### [EXTRACTED MATERIAL]
>> START

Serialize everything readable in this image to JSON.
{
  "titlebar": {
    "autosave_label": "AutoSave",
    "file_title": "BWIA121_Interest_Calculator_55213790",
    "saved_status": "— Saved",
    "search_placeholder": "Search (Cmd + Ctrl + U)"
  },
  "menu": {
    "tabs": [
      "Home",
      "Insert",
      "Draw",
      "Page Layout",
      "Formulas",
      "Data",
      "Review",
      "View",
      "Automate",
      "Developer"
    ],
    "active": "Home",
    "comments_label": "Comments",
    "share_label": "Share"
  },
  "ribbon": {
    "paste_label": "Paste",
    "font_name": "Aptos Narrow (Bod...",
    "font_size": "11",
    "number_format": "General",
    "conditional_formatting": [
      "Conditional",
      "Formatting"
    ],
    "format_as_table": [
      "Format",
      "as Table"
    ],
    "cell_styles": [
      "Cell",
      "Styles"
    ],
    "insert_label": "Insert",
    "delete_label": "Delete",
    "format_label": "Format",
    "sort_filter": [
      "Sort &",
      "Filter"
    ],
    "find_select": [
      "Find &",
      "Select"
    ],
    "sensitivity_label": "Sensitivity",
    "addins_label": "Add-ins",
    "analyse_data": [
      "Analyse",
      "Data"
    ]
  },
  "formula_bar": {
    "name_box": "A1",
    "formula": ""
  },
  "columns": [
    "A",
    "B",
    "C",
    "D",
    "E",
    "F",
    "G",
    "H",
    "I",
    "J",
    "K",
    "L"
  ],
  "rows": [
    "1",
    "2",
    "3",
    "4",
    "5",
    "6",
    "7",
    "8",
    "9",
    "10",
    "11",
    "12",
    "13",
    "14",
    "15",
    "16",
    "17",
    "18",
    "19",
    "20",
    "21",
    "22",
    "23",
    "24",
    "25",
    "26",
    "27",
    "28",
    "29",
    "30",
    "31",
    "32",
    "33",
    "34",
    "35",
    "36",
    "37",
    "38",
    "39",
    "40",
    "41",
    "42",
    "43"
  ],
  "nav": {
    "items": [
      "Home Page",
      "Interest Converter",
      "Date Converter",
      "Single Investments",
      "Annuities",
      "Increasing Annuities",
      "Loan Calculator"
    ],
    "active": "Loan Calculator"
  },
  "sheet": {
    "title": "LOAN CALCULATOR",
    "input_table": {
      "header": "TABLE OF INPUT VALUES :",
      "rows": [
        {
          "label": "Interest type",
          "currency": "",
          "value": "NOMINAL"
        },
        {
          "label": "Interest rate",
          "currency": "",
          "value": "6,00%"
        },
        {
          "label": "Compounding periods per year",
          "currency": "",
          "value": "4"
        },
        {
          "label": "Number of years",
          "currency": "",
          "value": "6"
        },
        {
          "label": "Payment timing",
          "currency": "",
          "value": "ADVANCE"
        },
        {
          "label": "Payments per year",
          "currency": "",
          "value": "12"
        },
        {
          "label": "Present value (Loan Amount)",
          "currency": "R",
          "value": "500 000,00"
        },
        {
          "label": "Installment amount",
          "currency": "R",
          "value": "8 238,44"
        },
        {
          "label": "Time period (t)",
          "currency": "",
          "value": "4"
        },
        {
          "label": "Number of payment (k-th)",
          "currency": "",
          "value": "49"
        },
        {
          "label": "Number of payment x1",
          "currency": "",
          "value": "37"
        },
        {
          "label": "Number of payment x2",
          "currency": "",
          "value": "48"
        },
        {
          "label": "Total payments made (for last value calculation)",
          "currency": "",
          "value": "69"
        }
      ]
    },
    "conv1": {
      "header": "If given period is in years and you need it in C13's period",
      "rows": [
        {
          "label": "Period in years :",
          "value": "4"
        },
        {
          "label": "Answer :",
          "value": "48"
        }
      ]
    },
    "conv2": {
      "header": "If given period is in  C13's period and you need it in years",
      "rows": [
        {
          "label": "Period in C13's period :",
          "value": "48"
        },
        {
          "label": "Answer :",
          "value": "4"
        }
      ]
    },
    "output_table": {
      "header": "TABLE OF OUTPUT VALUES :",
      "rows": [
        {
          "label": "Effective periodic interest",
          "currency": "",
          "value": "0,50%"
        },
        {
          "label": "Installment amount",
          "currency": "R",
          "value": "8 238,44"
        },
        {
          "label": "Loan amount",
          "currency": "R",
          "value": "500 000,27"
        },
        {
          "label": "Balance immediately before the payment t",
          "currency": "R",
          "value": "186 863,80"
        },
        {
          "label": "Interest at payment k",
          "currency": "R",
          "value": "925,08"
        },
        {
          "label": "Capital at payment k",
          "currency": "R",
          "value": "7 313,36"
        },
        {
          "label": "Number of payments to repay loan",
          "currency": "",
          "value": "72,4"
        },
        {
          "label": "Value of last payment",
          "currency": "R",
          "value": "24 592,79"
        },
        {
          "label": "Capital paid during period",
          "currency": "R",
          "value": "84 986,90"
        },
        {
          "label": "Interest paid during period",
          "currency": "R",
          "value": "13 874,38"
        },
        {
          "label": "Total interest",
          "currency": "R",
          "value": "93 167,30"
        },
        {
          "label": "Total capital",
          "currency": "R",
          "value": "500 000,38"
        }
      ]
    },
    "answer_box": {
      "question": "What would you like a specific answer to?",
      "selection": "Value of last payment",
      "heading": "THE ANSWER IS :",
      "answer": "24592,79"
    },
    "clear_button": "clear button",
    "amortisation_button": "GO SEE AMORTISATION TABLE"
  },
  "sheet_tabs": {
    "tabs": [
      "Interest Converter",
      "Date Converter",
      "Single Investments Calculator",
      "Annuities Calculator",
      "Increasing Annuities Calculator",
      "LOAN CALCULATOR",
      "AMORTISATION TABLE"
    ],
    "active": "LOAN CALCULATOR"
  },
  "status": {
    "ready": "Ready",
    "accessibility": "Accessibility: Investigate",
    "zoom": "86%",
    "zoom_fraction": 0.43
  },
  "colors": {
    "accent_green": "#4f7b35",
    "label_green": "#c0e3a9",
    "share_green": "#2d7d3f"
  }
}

>> END

### [EXERCISE OBJECTIVE]
Print every line of the records exactly. Omit nothing.

### [OUTPUT BELOW]
Serialize everything readable in this image to JSON.
{
  "titlebar": {
    "autosave_label": "AutoSave",
    "file_title": "BWIA121_Interest_Calculator_55213790",
    "saved_status": "— Saved",
    "search_placeholder": "Search (Cmd + Ctrl + U)"
  },
  "menu": {
    "tabs": [
      "Home",
      "Insert",
      "Draw",
      "Page Layout",
      "Formulas",
      "Data",
      "Review",
      "View",
      "Automate",
      "Developer"
    ],
    "active": "Home",
    "comments_label": "Comments",
    "share_label": "Share"
  },
  "ribbon": {
    "paste_label": "Paste",
    "font_name": "Aptos Narrow (Bod...",
    "font_size": "11",
    "number_format": "General",
    "conditional_formatting": [
      "Conditional",
      "Formatting"
    ],
    "format_as_table": [
      "Format",
      "as Table"
    ],
    "cell_styles": [
      "Cell",
      "Styles"
    ],
    "insert_label": "Insert",
    "delete_label": "Delete",
    "format_label": "Format",
    "sort_filter": [
      "Sort &",
      "Filter"
    ],
    "find_select": [
      "Find &",
      "Select"
    ],
    "sensitivity_label": "Sensitivity",
    "addins_label": "Add-ins",
    "analyse_data": [
      "Analyse",
      "Data"
    ]
  },
  "formula_bar": {
    "name_box": "A1",
    "formula": ""
  },
  "columns": [
    "A",
    "B",
    "C",
    "D",
    "E",
    "F",
    "G",
    "H",
    "I",
    "J",
    "K",
    "L"
  ],
  "rows": [
    "1",
    "2",
    "3",
    "4",
    "5",
    "6",
    "7",
    "8",
    "9",
    "10",
    "11",
    "12",
    "13",
    "14",
    "15",
    "16",
    "17",
    "18",
    "19",
    "20",
    "21",
    "22",
    "23",
    "24",
    "25",
    "26",
    "27",
    "28",
    "29",
    "30",
    "31",
    "32",
    "33",
    "34",
    "35",
    "36",
    "37",
    "38",
    "39",
    "40",
    "41",
    "42",
    "43"
  ],
  "nav": {
    "items": [
      "Home Page",
      "Interest Converter",
      "Date Converter",
      "Single Investments",
      "Annuities",
      "Increasing Annuities",
      "Loan Calculator"
    ],
    "active": "Loan Calculator"
  },
  "sheet": {
    "title": "LOAN CALCULATOR",
    "input_table": {
      "header": "TABLE OF INPUT VALUES :",
      "rows": [
        {
          "label": "Interest type",
          "currency": "",
          "value": "NOMINAL"
        },
        {
          "label": "Interest rate",
          "currency": "",
          "value": "6,00%"
        },
        {
          "label": "Compounding periods per year",
          "currency": "",
          "value": "4"
        },
        {
          "label": "Number of years",
          "currency": "",
          "value": "6"
        },
        {
          "label": "Payment timing",
          "currency": "",
          "value": "ADVANCE"
        },
        {
          "label": "Payments per year",
          "currency": "",
          "value": "12"
        },
        {
          "label": "Present value (Loan Amount)",
          "currency": "R",
          "value": "500 000,00"
        },
        {
          "label": "Installment amount",
          "currency": "R",
          "value": "8 238,44"
        },
        {
          "label": "Time period (t)",
          "currency": "",
          "value": "4"
        },
        {
          "label": "Number of payment (k-th)",
          "currency": "",
          "value": "49"
        },
        {
          "label": "Number of payment x1",
          "currency": "",
          "value": "37"
        },
        {
          "label": "Number of payment x2",
          "currency": "",
          "value": "48"
        },
        {
          "label": "Total payments made (for last value calculation)",
          "currency": "",
          "value": "69"
        }
      ]
    },
    "conv1": {
      "header": "If given period is in years and you need it in C13's period",
      "rows": [
        {
          "label": "Period in years :",
          "value": "4"
        },
        {
          "label": "Answer :",
          "value": "48"
        }
      ]
    },
    "conv2": {
      "header": "If given period is in  C13's period and you need it in years",
      "rows": [
        {
          "label": "Period in C13's period :",
          "value": "48"
        },
        {
          "label": "Answer :",
          "value": "4"
        }
      ]
    },
    "output_table": {
      "header": "TABLE OF OUTPUT VALUES :",
      "rows": [
        {
          "label": "Effective periodic interest",
          "currency": "",
          "value": "0,50%"
        },
        {
          "label": "Installment amount",
          "currency": "R",
          "value": "8 238,44"
        },
        {
          "label": "Loan amount",
          "currency": "R",
          "value": "500 000,27"
        },
        {
          "label": "Balance immediately before the payment t",
          "currency": "R",
          "value": "186 863,80"
        },
        {
          "label": "Interest at payment k",
          "currency": "R",
          "value": "925,08"
        },
        {
          "label": "Capital at payment k",
          "currency": "R",
          "value": "7 313,36"
        },
        {
          "label": "Number of payments to repay loan",
          "currency": "",
          "value": "72,4"
        },
        {
          "label": "Value of last payment",
          "currency": "R",
          "value": "24 592,79"
        },
        {
          "label": "Capital paid during period",
          "currency": "R",
          "value": "84 986,90"
        },
        {
          "label": "Interest paid during period",
          "currency": "R",
          "value": "13 874,38"
        },
        {
          "label": "Total interest",
          "currency": "R",
          "value": "93 167,30"
        },
        {
          "label": "Total capital",
          "currency": "R",
          "value": "500 000,38"
        }
      ]
    },
    "answer_box": {
      "question": "What would you like a specific answer to?",
      "selection": "Value of last payment",
      "heading": "THE ANSWER IS :",
      "answer": "24592,79"
    },
    "clear_button": "clear button",
    "amortisation_button": "GO SEE AMORTISATION TABLE"
  },
  "sheet_tabs": {
    "tabs": [
      "Interest Converter",
      "Date Converter",
      "Single Investments Calculator",
      "Annuities Calculator",
      "Increasing Annuities Calculator",
      "LOAN CALCULATOR",
      "AMORTISATION TABLE"
    ],
    "active": "LOAN CALCULATOR"
  },
  "status": {
    "ready": "Ready",
    "accessibility": "Accessibility: Investigate",
    "zoom": "86%",
    "zoom_fraction": 0.43
  },
  "colors": {
    "accent_green": "#4f7b35",
    "label_green": "#c0e3a9",
    "share_green": "#2d7d3f"
  }
}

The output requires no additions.